*EXERCISE REQUIREMENTS*: Render every entry verbatim.

*RECORDED INFORMATION*:
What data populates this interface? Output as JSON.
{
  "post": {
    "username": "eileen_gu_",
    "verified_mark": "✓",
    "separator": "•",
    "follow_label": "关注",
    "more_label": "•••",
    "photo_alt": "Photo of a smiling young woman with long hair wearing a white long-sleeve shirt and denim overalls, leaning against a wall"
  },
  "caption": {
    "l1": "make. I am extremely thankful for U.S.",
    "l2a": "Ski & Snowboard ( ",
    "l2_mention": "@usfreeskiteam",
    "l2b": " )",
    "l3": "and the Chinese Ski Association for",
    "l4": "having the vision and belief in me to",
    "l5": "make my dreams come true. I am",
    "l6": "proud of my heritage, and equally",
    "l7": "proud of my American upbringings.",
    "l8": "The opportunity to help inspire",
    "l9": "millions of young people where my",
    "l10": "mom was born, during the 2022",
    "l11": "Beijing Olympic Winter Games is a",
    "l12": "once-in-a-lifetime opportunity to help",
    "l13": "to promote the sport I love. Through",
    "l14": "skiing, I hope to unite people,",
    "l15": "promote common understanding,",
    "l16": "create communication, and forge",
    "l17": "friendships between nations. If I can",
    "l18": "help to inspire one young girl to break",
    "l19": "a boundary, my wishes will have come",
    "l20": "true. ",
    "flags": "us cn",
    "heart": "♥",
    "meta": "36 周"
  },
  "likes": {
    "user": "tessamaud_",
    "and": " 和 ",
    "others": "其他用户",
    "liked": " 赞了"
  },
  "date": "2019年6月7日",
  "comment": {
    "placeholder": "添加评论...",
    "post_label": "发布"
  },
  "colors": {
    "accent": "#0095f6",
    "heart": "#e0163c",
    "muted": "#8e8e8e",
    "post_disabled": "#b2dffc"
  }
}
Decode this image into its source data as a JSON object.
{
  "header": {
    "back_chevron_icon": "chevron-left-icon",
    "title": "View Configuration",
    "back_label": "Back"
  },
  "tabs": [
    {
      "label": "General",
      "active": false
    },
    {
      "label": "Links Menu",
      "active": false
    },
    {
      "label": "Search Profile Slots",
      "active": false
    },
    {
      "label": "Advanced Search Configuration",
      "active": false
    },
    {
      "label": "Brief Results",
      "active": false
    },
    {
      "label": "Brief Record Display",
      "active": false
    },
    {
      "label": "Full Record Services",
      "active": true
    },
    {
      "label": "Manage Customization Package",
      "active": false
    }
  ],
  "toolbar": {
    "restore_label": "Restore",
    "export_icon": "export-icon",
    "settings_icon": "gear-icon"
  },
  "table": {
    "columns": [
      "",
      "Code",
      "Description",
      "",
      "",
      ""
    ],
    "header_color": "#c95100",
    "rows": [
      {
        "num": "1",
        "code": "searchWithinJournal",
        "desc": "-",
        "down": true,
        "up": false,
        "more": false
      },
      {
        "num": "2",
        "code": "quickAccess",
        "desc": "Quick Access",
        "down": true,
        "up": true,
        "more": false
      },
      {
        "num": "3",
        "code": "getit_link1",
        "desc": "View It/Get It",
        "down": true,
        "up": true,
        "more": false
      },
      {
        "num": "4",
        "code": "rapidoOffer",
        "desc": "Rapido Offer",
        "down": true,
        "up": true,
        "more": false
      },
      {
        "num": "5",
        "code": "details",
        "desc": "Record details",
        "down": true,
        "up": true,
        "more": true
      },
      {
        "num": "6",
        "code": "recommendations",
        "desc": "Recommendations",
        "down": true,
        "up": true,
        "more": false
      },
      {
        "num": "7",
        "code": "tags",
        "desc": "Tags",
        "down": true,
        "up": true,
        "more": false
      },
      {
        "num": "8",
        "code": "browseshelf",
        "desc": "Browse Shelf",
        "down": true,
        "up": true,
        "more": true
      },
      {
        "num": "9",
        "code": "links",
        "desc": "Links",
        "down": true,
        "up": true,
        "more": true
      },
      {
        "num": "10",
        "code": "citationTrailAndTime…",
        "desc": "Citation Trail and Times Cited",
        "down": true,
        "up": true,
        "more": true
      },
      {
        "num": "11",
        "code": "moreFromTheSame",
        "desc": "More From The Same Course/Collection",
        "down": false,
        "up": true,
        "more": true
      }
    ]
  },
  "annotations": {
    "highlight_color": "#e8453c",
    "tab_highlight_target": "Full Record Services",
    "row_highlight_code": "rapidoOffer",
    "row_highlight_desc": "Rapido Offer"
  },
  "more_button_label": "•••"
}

*EXERCISE SOLUTION*:
What data populates this interface? Output as JSON.
{
  "post": {
    "username": "eileen_gu_",
    "verified_mark": "✓",
    "separator": "•",
    "follow_label": "关注",
    "more_label": "•••",
    "photo_alt": "Photo of a smiling young woman with long hair wearing a white long-sleeve shirt and denim overalls, leaning against a wall"
  },
  "caption": {
    "l1": "make. I am extremely thankful for U.S.",
    "l2a": "Ski & Snowboard ( ",
    "l2_mention": "@usfreeskiteam",
    "l2b": " )",
    "l3": "and the Chinese Ski Association for",
    "l4": "having the vision and belief in me to",
    "l5": "make my dreams come true. I am",
    "l6": "proud of my heritage, and equally",
    "l7": "proud of my American upbringings.",
    "l8": "The opportunity to help inspire",
    "l9": "millions of young people where my",
    "l10": "mom was born, during the 2022",
    "l11": "Beijing Olympic Winter Games is a",
    "l12": "once-in-a-lifetime opportunity to help",
    "l13": "to promote the sport I love. Through",
    "l14": "skiing, I hope to unite people,",
    "l15": "promote common understanding,",
    "l16": "create communication, and forge",
    "l17": "friendships between nations. If I can",
    "l18": "help to inspire one young girl to break",
    "l19": "a boundary, my wishes will have come",
    "l20": "true. ",
    "flags": "us cn",
    "heart": "♥",
    "meta": "36 周"
  },
  "likes": {
    "user": "tessamaud_",
    "and": " 和 ",
    "others": "其他用户",
    "liked": " 赞了"
  },
  "date": "2019年6月7日",
  "comment": {
    "placeholder": "添加评论...",
    "post_label": "发布"
  },
  "colors": {
    "accent": "#0095f6",
    "heart": "#e0163c",
    "muted": "#8e8e8e",
    "post_disabled": "#b2dffc"
  }
}
Decode this image into its source data as a JSON object.
{
  "header": {
    "back_chevron_icon": "chevron-left-icon",
    "title": "View Configuration",
    "back_label": "Back"
  },
  "tabs": [
    {
      "label": "General",
      "active": false
    },
    {
      "label": "Links Menu",
      "active": false
    },
    {
      "label": "Search Profile Slots",
      "active": false
    },
    {
      "label": "Advanced Search Configuration",
      "active": false
    },
    {
      "label": "Brief Results",
      "active": false
    },
    {
      "label": "Brief Record Display",
      "active": false
    },
    {
      "label": "Full Record Services",
      "active": true
    },
    {
      "label": "Manage Customization Package",
      "active": false
    }
  ],
  "toolbar": {
    "restore_label": "Restore",
    "export_icon": "export-icon",
    "settings_icon": "gear-icon"
  },
  "table": {
    "columns": [
      "",
      "Code",
      "Description",
      "",
      "",
      ""
    ],
    "header_color": "#c95100",
    "rows": [
      {
        "num": "1",
        "code": "searchWithinJournal",
        "desc": "-",
        "down": true,
        "up": false,
        "more": false
      },
      {
        "num": "2",
        "code": "quickAccess",
        "desc": "Quick Access",
        "down": true,
        "up": true,
        "more": false
      },
      {
        "num": "3",
        "code": "getit_link1",
        "desc": "View It/Get It",
        "down": true,
        "up": true,
        "more": false
      },
      {
        "num": "4",
        "code": "rapidoOffer",
        "desc": "Rapido Offer",
        "down": true,
        "up": true,
        "more": false
      },
      {
        "num": "5",
        "code": "details",
        "desc": "Record details",
        "down": true,
        "up": true,
        "more": true
      },
      {
        "num": "6",
        "code": "recommendations",
        "desc": "Recommendations",
        "down": true,
        "up": true,
        "more": false
      },
      {
        "num": "7",
        "code": "tags",
        "desc": "Tags",
        "down": true,
        "up": true,
        "more": false
      },
      {
        "num": "8",
        "code": "browseshelf",
        "desc": "Browse Shelf",
        "down": true,
        "up": true,
        "more": true
      },
      {
        "num": "9",
        "code": "links",
        "desc": "Links",
        "down": true,
        "up": true,
        "more": true
      },
      {
        "num": "10",
        "code": "citationTrailAndTime…",
        "desc": "Citation Trail and Times Cited",
        "down": true,
        "up": true,
        "more": true
      },
      {
        "num": "11",
        "code": "moreFromTheSame",
        "desc": "More From The Same Course/Collection",
        "down": false,
        "up": true,
        "more": true
      }
    ]
  },
  "annotations": {
    "highlight_color": "#e8453c",
    "tab_highlight_target": "Full Record Services",
    "row_highlight_code": "rapidoOffer",
    "row_highlight_desc": "Rapido Offer"
  },
  "more_button_label": "•••"
}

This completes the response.